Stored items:
※ ※ ※

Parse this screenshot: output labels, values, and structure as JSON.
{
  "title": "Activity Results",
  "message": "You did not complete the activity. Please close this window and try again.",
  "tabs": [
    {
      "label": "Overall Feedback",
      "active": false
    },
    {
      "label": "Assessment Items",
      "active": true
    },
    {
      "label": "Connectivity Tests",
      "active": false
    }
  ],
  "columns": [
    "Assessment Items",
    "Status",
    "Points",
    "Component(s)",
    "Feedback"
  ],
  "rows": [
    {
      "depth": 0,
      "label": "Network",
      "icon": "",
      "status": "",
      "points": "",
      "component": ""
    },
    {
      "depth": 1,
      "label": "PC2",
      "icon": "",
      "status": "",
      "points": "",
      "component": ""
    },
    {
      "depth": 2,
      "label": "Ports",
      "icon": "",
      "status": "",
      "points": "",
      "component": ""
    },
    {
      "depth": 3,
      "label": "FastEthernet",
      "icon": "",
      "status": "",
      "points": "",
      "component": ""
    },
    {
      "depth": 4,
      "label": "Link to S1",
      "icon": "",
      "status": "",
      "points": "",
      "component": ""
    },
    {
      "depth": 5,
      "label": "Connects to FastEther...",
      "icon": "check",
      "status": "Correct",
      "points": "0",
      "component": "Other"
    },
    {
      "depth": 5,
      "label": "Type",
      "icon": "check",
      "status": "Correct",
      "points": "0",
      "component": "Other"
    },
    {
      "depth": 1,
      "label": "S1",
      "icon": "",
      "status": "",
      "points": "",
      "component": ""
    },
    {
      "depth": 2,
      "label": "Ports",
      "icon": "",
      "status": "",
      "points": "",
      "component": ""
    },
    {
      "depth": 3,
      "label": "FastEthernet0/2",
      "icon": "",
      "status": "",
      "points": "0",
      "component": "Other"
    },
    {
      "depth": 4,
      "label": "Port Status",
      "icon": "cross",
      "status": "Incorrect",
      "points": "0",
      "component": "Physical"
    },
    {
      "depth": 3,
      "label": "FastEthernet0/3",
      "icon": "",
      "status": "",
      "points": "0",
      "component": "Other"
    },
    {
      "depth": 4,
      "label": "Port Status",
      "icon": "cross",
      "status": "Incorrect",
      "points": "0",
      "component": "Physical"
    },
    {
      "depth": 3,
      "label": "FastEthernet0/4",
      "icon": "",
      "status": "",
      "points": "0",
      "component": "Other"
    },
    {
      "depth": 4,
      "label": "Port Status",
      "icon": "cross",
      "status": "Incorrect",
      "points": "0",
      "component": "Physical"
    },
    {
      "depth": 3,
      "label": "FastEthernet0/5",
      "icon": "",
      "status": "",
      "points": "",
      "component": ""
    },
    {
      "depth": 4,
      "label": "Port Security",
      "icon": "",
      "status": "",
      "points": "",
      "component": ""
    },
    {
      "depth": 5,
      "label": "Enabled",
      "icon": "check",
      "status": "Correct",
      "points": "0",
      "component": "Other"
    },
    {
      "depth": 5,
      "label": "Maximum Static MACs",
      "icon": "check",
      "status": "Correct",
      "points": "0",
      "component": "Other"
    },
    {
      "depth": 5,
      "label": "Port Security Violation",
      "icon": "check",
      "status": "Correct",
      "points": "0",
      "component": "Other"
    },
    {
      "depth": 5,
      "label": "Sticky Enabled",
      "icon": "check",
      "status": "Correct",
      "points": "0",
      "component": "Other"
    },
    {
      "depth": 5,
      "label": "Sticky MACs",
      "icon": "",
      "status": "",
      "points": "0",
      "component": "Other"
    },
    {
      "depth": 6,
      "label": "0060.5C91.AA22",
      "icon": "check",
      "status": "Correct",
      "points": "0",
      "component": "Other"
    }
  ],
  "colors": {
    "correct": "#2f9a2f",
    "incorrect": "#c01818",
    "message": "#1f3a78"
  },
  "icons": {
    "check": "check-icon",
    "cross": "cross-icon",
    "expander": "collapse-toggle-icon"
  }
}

※ ※ ※

**Set exercise:** Locate all lines in the listing above with the word "Assessment". Copy them.

**Correct answer:**
      "label": "Assessment Items",
    "Assessment Items",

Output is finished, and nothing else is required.